··· Data to process
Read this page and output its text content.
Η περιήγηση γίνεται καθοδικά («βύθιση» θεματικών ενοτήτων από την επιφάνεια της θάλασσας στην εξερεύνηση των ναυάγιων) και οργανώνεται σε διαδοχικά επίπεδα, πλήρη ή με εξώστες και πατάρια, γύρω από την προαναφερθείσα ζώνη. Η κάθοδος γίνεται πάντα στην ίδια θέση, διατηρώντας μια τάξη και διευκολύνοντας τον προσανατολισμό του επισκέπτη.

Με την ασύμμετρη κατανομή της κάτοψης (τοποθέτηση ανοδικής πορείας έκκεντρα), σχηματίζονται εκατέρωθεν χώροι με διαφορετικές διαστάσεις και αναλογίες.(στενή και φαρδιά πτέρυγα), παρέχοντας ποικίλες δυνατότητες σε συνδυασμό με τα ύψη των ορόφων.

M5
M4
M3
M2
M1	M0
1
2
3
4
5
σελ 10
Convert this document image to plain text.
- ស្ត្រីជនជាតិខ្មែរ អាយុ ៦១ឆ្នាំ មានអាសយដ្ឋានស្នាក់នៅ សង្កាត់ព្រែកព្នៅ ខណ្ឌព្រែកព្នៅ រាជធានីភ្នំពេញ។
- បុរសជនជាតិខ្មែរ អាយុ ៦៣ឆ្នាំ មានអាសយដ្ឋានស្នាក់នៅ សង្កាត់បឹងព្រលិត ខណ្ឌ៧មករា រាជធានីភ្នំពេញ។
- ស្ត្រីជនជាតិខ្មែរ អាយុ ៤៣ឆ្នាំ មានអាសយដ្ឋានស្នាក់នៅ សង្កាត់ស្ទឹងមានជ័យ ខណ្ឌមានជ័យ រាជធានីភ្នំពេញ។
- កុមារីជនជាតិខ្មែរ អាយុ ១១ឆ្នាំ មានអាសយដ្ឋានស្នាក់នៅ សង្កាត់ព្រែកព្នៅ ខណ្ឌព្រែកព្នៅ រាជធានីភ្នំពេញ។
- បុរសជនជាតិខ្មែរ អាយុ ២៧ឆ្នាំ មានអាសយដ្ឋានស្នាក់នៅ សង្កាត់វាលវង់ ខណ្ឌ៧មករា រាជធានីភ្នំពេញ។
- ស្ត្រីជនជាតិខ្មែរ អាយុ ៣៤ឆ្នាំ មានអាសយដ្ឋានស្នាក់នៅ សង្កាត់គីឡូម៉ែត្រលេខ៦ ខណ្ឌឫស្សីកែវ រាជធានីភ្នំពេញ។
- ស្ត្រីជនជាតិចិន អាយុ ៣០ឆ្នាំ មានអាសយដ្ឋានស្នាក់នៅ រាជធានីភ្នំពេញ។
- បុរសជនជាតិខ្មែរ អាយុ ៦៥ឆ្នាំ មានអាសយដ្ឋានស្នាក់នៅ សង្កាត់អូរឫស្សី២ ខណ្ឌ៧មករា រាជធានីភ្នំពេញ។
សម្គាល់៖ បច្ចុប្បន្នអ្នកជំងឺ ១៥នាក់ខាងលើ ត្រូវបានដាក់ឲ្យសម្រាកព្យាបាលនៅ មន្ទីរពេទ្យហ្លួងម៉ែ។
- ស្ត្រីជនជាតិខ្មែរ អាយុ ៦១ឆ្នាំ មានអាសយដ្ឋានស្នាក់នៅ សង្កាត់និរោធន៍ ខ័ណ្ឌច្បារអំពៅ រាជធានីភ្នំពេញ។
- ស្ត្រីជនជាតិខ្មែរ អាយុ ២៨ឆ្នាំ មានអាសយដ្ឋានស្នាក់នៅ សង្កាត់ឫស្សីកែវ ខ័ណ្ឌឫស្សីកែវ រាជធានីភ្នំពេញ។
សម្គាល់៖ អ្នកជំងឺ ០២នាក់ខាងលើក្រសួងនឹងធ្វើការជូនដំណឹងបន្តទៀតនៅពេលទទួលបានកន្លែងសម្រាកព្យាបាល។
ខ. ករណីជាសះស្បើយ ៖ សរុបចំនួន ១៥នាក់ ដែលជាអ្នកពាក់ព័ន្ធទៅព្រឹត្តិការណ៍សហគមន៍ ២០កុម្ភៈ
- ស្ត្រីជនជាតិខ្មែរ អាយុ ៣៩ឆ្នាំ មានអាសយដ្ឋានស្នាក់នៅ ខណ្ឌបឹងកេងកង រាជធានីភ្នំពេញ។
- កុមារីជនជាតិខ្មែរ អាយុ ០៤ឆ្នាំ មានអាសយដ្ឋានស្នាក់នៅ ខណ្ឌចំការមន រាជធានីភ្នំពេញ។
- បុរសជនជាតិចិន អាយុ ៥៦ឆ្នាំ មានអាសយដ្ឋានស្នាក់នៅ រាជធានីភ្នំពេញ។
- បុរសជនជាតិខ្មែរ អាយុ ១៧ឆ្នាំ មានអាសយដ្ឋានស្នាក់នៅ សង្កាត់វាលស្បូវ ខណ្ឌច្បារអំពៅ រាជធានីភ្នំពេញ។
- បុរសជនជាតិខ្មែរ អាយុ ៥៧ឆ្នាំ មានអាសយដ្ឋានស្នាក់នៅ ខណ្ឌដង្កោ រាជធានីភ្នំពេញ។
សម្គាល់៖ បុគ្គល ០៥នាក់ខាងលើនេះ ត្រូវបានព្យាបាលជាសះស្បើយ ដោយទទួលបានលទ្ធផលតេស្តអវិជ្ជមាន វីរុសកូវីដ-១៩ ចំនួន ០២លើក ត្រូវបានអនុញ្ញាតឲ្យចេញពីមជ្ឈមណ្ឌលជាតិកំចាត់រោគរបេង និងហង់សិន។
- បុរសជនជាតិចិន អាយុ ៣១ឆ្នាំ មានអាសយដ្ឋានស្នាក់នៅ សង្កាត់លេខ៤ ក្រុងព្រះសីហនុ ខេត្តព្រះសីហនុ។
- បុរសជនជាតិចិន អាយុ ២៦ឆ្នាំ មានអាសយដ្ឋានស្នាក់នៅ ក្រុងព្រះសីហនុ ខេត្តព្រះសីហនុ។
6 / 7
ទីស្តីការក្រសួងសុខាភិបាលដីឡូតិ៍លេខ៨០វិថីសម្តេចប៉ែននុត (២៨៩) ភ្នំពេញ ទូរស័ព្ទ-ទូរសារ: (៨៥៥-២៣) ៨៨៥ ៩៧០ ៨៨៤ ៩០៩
······
** What the exercise asks **
Quote every line of the data, word for word.

** Solution **
Read this page and output its text content.
Η περιήγηση γίνεται καθοδικά («βύθιση» θεματικών ενοτήτων από την επιφάνεια της θάλασσας στην εξερεύνηση των ναυάγιων) και οργανώνεται σε διαδοχικά επίπεδα, πλήρη ή με εξώστες και πατάρια, γύρω από την προαναφερθείσα ζώνη. Η κάθοδος γίνεται πάντα στην ίδια θέση, διατηρώντας μια τάξη και διευκολύνοντας τον προσανατολισμό του επισκέπτη.

Με την ασύμμετρη κατανομή της κάτοψης (τοποθέτηση ανοδικής πορείας έκκεντρα), σχηματίζονται εκατέρωθεν χώροι με διαφορετικές διαστάσεις και αναλογίες.(στενή και φαρδιά πτέρυγα), παρέχοντας ποικίλες δυνατότητες σε συνδυασμό με τα ύψη των ορόφων.

M5
M4
M3
M2
M1	M0
1
2
3
4
5
σελ 10
Convert this document image to plain text.
- ស្ត្រីជនជាតិខ្មែរ អាយុ ៦១ឆ្នាំ មានអាសយដ្ឋានស្នាក់នៅ សង្កាត់ព្រែកព្នៅ ខណ្ឌព្រែកព្នៅ រាជធានីភ្នំពេញ។
- បុរសជនជាតិខ្មែរ អាយុ ៦៣ឆ្នាំ មានអាសយដ្ឋានស្នាក់នៅ សង្កាត់បឹងព្រលិត ខណ្ឌ៧មករា រាជធានីភ្នំពេញ។
- ស្ត្រីជនជាតិខ្មែរ អាយុ ៤៣ឆ្នាំ មានអាសយដ្ឋានស្នាក់នៅ សង្កាត់ស្ទឹងមានជ័យ ខណ្ឌមានជ័យ រាជធានីភ្នំពេញ។
- កុមារីជនជាតិខ្មែរ អាយុ ១១ឆ្នាំ មានអាសយដ្ឋានស្នាក់នៅ សង្កាត់ព្រែកព្នៅ ខណ្ឌព្រែកព្នៅ រាជធានីភ្នំពេញ។
- បុរសជនជាតិខ្មែរ អាយុ ២៧ឆ្នាំ មានអាសយដ្ឋានស្នាក់នៅ សង្កាត់វាលវង់ ខណ្ឌ៧មករា រាជធានីភ្នំពេញ។
- ស្ត្រីជនជាតិខ្មែរ អាយុ ៣៤ឆ្នាំ មានអាសយដ្ឋានស្នាក់នៅ សង្កាត់គីឡូម៉ែត្រលេខ៦ ខណ្ឌឫស្សីកែវ រាជធានីភ្នំពេញ។
- ស្ត្រីជនជាតិចិន អាយុ ៣០ឆ្នាំ មានអាសយដ្ឋានស្នាក់នៅ រាជធានីភ្នំពេញ។
- បុរសជនជាតិខ្មែរ អាយុ ៦៥ឆ្នាំ មានអាសយដ្ឋានស្នាក់នៅ សង្កាត់អូរឫស្សី២ ខណ្ឌ៧មករា រាជធានីភ្នំពេញ។
សម្គាល់៖ បច្ចុប្បន្នអ្នកជំងឺ ១៥នាក់ខាងលើ ត្រូវបានដាក់ឲ្យសម្រាកព្យាបាលនៅ មន្ទីរពេទ្យហ្លួងម៉ែ។
- ស្ត្រីជនជាតិខ្មែរ អាយុ ៦១ឆ្នាំ មានអាសយដ្ឋានស្នាក់នៅ សង្កាត់និរោធន៍ ខ័ណ្ឌច្បារអំពៅ រាជធានីភ្នំពេញ។
- ស្ត្រីជនជាតិខ្មែរ អាយុ ២៨ឆ្នាំ មានអាសយដ្ឋានស្នាក់នៅ សង្កាត់ឫស្សីកែវ ខ័ណ្ឌឫស្សីកែវ រាជធានីភ្នំពេញ។
សម្គាល់៖ អ្នកជំងឺ ០២នាក់ខាងលើក្រសួងនឹងធ្វើការជូនដំណឹងបន្តទៀតនៅពេលទទួលបានកន្លែងសម្រាកព្យាបាល។
ខ. ករណីជាសះស្បើយ ៖ សរុបចំនួន ១៥នាក់ ដែលជាអ្នកពាក់ព័ន្ធទៅព្រឹត្តិការណ៍សហគមន៍ ២០កុម្ភៈ
- ស្ត្រីជនជាតិខ្មែរ អាយុ ៣៩ឆ្នាំ មានអាសយដ្ឋានស្នាក់នៅ ខណ្ឌបឹងកេងកង រាជធានីភ្នំពេញ។
- កុមារីជនជាតិខ្មែរ អាយុ ០៤ឆ្នាំ មានអាសយដ្ឋានស្នាក់នៅ ខណ្ឌចំការមន រាជធានីភ្នំពេញ។
- បុរសជនជាតិចិន អាយុ ៥៦ឆ្នាំ មានអាសយដ្ឋានស្នាក់នៅ រាជធានីភ្នំពេញ។
- បុរសជនជាតិខ្មែរ អាយុ ១៧ឆ្នាំ មានអាសយដ្ឋានស្នាក់នៅ សង្កាត់វាលស្បូវ ខណ្ឌច្បារអំពៅ រាជធានីភ្នំពេញ។
- បុរសជនជាតិខ្មែរ អាយុ ៥៧ឆ្នាំ មានអាសយដ្ឋានស្នាក់នៅ ខណ្ឌដង្កោ រាជធានីភ្នំពេញ។
សម្គាល់៖ បុគ្គល ០៥នាក់ខាងលើនេះ ត្រូវបានព្យាបាលជាសះស្បើយ ដោយទទួលបានលទ្ធផលតេស្តអវិជ្ជមាន វីរុសកូវីដ-១៩ ចំនួន ០២លើក ត្រូវបានអនុញ្ញាតឲ្យចេញពីមជ្ឈមណ្ឌលជាតិកំចាត់រោគរបេង និងហង់សិន។
- បុរសជនជាតិចិន អាយុ ៣១ឆ្នាំ មានអាសយដ្ឋានស្នាក់នៅ សង្កាត់លេខ៤ ក្រុងព្រះសីហនុ ខេត្តព្រះសីហនុ។
- បុរសជនជាតិចិន អាយុ ២៦ឆ្នាំ មានអាសយដ្ឋានស្នាក់នៅ ក្រុងព្រះសីហនុ ខេត្តព្រះសីហនុ។
6 / 7
ទីស្តីការក្រសួងសុខាភិបាលដីឡូតិ៍លេខ៨០វិថីសម្តេចប៉ែននុត (២៨៩) ភ្នំពេញ ទូរស័ព្ទ-ទូរសារ: (៨៥៥-២៣) ៨៨៥ ៩៧០ ៨៨៤ ៩០៩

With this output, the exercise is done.